## EXERCISE BRIEF
Copy all records verbatim.

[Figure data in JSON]
+++++

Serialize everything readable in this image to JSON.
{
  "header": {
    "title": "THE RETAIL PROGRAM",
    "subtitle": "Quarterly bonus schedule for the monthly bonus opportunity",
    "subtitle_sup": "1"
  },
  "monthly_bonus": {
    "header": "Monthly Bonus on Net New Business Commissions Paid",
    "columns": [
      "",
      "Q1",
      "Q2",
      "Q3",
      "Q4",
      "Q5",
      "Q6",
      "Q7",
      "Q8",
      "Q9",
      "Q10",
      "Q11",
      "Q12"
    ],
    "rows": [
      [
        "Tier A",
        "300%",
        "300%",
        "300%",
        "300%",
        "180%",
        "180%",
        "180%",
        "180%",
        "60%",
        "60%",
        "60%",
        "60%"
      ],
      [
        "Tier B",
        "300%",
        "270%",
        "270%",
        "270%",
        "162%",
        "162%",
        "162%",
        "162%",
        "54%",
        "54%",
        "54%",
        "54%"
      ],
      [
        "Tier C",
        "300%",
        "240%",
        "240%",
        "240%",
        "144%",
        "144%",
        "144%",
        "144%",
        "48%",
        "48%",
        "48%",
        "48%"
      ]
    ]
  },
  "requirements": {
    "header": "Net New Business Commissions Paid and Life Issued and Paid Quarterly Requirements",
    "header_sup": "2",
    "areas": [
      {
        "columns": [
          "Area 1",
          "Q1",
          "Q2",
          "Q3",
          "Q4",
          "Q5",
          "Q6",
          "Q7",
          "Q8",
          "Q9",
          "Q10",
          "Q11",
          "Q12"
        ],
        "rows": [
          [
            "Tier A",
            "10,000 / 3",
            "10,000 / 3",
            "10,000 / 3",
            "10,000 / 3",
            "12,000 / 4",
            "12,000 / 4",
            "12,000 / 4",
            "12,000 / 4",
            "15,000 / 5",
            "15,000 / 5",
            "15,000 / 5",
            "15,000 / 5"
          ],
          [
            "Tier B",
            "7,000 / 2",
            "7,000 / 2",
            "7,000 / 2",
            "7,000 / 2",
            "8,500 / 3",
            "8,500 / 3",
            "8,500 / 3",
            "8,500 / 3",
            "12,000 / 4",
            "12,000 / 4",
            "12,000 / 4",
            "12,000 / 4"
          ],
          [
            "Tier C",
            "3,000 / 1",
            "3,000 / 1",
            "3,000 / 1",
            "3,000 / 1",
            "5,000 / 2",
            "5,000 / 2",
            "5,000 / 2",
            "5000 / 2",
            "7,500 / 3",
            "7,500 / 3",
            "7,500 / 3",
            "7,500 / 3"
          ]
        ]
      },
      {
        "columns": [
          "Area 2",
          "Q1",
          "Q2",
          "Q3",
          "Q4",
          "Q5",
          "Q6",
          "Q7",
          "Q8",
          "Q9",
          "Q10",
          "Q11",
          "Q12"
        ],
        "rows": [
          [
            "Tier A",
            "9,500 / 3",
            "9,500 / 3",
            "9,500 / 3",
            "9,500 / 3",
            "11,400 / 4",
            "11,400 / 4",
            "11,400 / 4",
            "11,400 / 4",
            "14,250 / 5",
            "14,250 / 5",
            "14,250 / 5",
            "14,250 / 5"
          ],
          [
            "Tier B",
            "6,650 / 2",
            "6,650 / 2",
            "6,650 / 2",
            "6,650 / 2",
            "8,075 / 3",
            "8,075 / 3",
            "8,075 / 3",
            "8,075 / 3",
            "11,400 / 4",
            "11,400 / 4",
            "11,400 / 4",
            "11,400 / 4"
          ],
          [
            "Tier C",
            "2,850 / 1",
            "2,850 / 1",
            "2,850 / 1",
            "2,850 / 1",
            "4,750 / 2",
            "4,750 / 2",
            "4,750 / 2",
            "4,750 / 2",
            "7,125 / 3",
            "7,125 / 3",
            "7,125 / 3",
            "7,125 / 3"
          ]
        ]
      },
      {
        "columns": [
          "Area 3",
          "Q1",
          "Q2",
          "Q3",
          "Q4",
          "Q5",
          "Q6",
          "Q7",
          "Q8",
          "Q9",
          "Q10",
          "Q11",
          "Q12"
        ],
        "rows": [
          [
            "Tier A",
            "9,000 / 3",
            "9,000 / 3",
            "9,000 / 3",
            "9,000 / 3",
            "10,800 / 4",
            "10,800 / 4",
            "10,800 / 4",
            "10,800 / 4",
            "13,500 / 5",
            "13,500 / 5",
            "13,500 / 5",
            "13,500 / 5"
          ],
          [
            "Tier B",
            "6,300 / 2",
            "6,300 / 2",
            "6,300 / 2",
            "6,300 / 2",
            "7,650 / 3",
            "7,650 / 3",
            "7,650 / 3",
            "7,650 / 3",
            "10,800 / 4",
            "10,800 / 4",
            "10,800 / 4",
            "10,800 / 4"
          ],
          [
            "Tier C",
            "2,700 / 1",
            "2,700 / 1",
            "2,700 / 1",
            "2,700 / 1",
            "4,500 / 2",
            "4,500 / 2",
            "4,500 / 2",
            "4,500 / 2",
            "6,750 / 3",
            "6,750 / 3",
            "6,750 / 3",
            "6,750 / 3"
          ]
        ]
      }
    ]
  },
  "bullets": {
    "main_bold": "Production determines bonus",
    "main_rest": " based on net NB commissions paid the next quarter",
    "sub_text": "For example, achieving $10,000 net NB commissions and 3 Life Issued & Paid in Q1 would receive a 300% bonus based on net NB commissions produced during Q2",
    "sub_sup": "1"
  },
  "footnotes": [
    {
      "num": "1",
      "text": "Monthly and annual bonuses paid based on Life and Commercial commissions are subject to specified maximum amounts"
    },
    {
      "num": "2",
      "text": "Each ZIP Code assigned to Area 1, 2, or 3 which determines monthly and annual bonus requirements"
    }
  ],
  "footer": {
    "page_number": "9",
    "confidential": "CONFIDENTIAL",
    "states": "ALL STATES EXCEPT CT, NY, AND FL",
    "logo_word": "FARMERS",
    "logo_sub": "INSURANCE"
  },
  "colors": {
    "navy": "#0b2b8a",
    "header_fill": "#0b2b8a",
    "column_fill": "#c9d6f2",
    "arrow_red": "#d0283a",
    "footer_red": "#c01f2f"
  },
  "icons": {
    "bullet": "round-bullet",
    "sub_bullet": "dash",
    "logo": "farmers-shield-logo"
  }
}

+++++

## FULL ANSWER
Serialize everything readable in this image to JSON.
{
  "header": {
    "title": "THE RETAIL PROGRAM",
    "subtitle": "Quarterly bonus schedule for the monthly bonus opportunity",
    "subtitle_sup": "1"
  },
  "monthly_bonus": {
    "header": "Monthly Bonus on Net New Business Commissions Paid",
    "columns": [
      "",
      "Q1",
      "Q2",
      "Q3",
      "Q4",
      "Q5",
      "Q6",
      "Q7",
      "Q8",
      "Q9",
      "Q10",
      "Q11",
      "Q12"
    ],
    "rows": [
      [
        "Tier A",
        "300%",
        "300%",
        "300%",
        "300%",
        "180%",
        "180%",
        "180%",
        "180%",
        "60%",
        "60%",
        "60%",
        "60%"
      ],
      [
        "Tier B",
        "300%",
        "270%",
        "270%",
        "270%",
        "162%",
        "162%",
        "162%",
        "162%",
        "54%",
        "54%",
        "54%",
        "54%"
      ],
      [
        "Tier C",
        "300%",
        "240%",
        "240%",
        "240%",
        "144%",
        "144%",
        "144%",
        "144%",
        "48%",
        "48%",
        "48%",
        "48%"
      ]
    ]
  },
  "requirements": {
    "header": "Net New Business Commissions Paid and Life Issued and Paid Quarterly Requirements",
    "header_sup": "2",
    "areas": [
      {
        "columns": [
          "Area 1",
          "Q1",
          "Q2",
          "Q3",
          "Q4",
          "Q5",
          "Q6",
          "Q7",
          "Q8",
          "Q9",
          "Q10",
          "Q11",
          "Q12"
        ],
        "rows": [
          [
            "Tier A",
            "10,000 / 3",
            "10,000 / 3",
            "10,000 / 3",
            "10,000 / 3",
            "12,000 / 4",
            "12,000 / 4",
            "12,000 / 4",
            "12,000 / 4",
            "15,000 / 5",
            "15,000 / 5",
            "15,000 / 5",
            "15,000 / 5"
          ],
          [
            "Tier B",
            "7,000 / 2",
            "7,000 / 2",
            "7,000 / 2",
            "7,000 / 2",
            "8,500 / 3",
            "8,500 / 3",
            "8,500 / 3",
            "8,500 / 3",
            "12,000 / 4",
            "12,000 / 4",
            "12,000 / 4",
            "12,000 / 4"
          ],
          [
            "Tier C",
            "3,000 / 1",
            "3,000 / 1",
            "3,000 / 1",
            "3,000 / 1",
            "5,000 / 2",
            "5,000 / 2",
            "5,000 / 2",
            "5000 / 2",
            "7,500 / 3",
            "7,500 / 3",
            "7,500 / 3",
            "7,500 / 3"
          ]
        ]
      },
      {
        "columns": [
          "Area 2",
          "Q1",
          "Q2",
          "Q3",
          "Q4",
          "Q5",
          "Q6",
          "Q7",
          "Q8",
          "Q9",
          "Q10",
          "Q11",
          "Q12"
        ],
        "rows": [
          [
            "Tier A",
            "9,500 / 3",
            "9,500 / 3",
            "9,500 / 3",
            "9,500 / 3",
            "11,400 / 4",
            "11,400 / 4",
            "11,400 / 4",
            "11,400 / 4",
            "14,250 / 5",
            "14,250 / 5",
            "14,250 / 5",
            "14,250 / 5"
          ],
          [
            "Tier B",
            "6,650 / 2",
            "6,650 / 2",
            "6,650 / 2",
            "6,650 / 2",
            "8,075 / 3",
            "8,075 / 3",
            "8,075 / 3",
            "8,075 / 3",
            "11,400 / 4",
            "11,400 / 4",
            "11,400 / 4",
            "11,400 / 4"
          ],
          [
            "Tier C",
            "2,850 / 1",
            "2,850 / 1",
            "2,850 / 1",
            "2,850 / 1",
            "4,750 / 2",
            "4,750 / 2",
            "4,750 / 2",
            "4,750 / 2",
            "7,125 / 3",
            "7,125 / 3",
            "7,125 / 3",
            "7,125 / 3"
          ]
        ]
      },
      {
        "columns": [
          "Area 3",
          "Q1",
          "Q2",
          "Q3",
          "Q4",
          "Q5",
          "Q6",
          "Q7",
          "Q8",
          "Q9",
          "Q10",
          "Q11",
          "Q12"
        ],
        "rows": [
          [
            "Tier A",
            "9,000 / 3",
            "9,000 / 3",
            "9,000 / 3",
            "9,000 / 3",
            "10,800 / 4",
            "10,800 / 4",
            "10,800 / 4",
            "10,800 / 4",
            "13,500 / 5",
            "13,500 / 5",
            "13,500 / 5",
            "13,500 / 5"
          ],
          [
            "Tier B",
            "6,300 / 2",
            "6,300 / 2",
            "6,300 / 2",
            "6,300 / 2",
            "7,650 / 3",
            "7,650 / 3",
            "7,650 / 3",
            "7,650 / 3",
            "10,800 / 4",
            "10,800 / 4",
            "10,800 / 4",
            "10,800 / 4"
          ],
          [
            "Tier C",
            "2,700 / 1",
            "2,700 / 1",
            "2,700 / 1",
            "2,700 / 1",
            "4,500 / 2",
            "4,500 / 2",
            "4,500 / 2",
            "4,500 / 2",
            "6,750 / 3",
            "6,750 / 3",
            "6,750 / 3",
            "6,750 / 3"
          ]
        ]
      }
    ]
  },
  "bullets": {
    "main_bold": "Production determines bonus",
    "main_rest": " based on net NB commissions paid the next quarter",
    "sub_text": "For example, achieving $10,000 net NB commissions and 3 Life Issued & Paid in Q1 would receive a 300% bonus based on net NB commissions produced during Q2",
    "sub_sup": "1"
  },
  "footnotes": [
    {
      "num": "1",
      "text": "Monthly and annual bonuses paid based on Life and Commercial commissions are subject to specified maximum amounts"
    },
    {
      "num": "2",
      "text": "Each ZIP Code assigned to Area 1, 2, or 3 which determines monthly and annual bonus requirements"
    }
  ],
  "footer": {
    "page_number": "9",
    "confidential": "CONFIDENTIAL",
    "states": "ALL STATES EXCEPT CT, NY, AND FL",
    "logo_word": "FARMERS",
    "logo_sub": "INSURANCE"
  },
  "colors": {
    "navy": "#0b2b8a",
    "header_fill": "#0b2b8a",
    "column_fill": "#c9d6f2",
    "arrow_red": "#d0283a",
    "footer_red": "#c01f2f"
  },
  "icons": {
    "bullet": "round-bullet",
    "sub_bullet": "dash",
    "logo": "farmers-shield-logo"
  }
}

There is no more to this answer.